* _GIVEN PROBLEM_: All material below is to be reproduced exactly.
-----
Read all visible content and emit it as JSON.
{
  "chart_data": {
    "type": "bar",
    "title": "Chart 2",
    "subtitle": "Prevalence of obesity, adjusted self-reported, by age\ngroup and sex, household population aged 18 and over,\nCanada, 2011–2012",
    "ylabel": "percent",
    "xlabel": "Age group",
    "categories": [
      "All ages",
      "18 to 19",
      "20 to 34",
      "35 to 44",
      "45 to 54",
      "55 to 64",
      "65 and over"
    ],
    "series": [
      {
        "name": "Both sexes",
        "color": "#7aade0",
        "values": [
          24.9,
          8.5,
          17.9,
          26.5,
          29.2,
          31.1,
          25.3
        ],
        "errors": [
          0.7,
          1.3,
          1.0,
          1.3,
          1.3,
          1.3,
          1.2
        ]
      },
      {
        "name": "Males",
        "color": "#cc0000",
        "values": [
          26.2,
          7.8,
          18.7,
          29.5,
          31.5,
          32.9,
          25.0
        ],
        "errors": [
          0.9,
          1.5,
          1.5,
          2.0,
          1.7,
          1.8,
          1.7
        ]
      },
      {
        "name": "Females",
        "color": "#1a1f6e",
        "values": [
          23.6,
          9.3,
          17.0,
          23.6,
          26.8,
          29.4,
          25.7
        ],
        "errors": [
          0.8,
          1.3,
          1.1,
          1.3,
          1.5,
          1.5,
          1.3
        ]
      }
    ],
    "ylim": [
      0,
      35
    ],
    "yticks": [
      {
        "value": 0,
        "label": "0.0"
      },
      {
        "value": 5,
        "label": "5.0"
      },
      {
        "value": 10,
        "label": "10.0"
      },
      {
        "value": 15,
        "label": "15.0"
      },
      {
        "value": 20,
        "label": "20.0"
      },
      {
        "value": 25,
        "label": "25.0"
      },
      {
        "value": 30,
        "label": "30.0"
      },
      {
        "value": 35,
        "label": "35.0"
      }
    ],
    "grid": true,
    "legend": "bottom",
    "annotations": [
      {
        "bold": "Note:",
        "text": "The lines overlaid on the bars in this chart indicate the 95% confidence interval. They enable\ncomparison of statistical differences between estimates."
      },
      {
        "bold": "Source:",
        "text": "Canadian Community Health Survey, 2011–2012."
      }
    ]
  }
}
-----
* _CORRECT ANSWER_:
Read all visible content and emit it as JSON.
{
  "chart_data": {
    "type": "bar",
    "title": "Chart 2",
    "subtitle": "Prevalence of obesity, adjusted self-reported, by age\ngroup and sex, household population aged 18 and over,\nCanada, 2011–2012",
    "ylabel": "percent",
    "xlabel": "Age group",
    "categories": [
      "All ages",
      "18 to 19",
      "20 to 34",
      "35 to 44",
      "45 to 54",
      "55 to 64",
      "65 and over"
    ],
    "series": [
      {
        "name": "Both sexes",
        "color": "#7aade0",
        "values": [
          24.9,
          8.5,
          17.9,
          26.5,
          29.2,
          31.1,
          25.3
        ],
        "errors": [
          0.7,
          1.3,
          1.0,
          1.3,
          1.3,
          1.3,
          1.2
        ]
      },
      {
        "name": "Males",
        "color": "#cc0000",
        "values": [
          26.2,
          7.8,
          18.7,
          29.5,
          31.5,
          32.9,
          25.0
        ],
        "errors": [
          0.9,
          1.5,
          1.5,
          2.0,
          1.7,
          1.8,
          1.7
        ]
      },
      {
        "name": "Females",
        "color": "#1a1f6e",
        "values": [
          23.6,
          9.3,
          17.0,
          23.6,
          26.8,
          29.4,
          25.7
        ],
        "errors": [
          0.8,
          1.3,
          1.1,
          1.3,
          1.5,
          1.5,
          1.3
        ]
      }
    ],
    "ylim": [
      0,
      35
    ],
    "yticks": [
      {
        "value": 0,
        "label": "0.0"
      },
      {
        "value": 5,
        "label": "5.0"
      },
      {
        "value": 10,
        "label": "10.0"
      },
      {
        "value": 15,
        "label": "15.0"
      },
      {
        "value": 20,
        "label": "20.0"
      },
      {
        "value": 25,
        "label": "25.0"
      },
      {
        "value": 30,
        "label": "30.0"
      },
      {
        "value": 35,
        "label": "35.0"
      }
    ],
    "grid": true,
    "legend": "bottom",
    "annotations": [
      {
        "bold": "Note:",
        "text": "The lines overlaid on the bars in this chart indicate the 95% confidence interval. They enable\ncomparison of statistical differences between estimates."
      },
      {
        "bold": "Source:",
        "text": "Canadian Community Health Survey, 2011–2012."
      }
    ]
  }
}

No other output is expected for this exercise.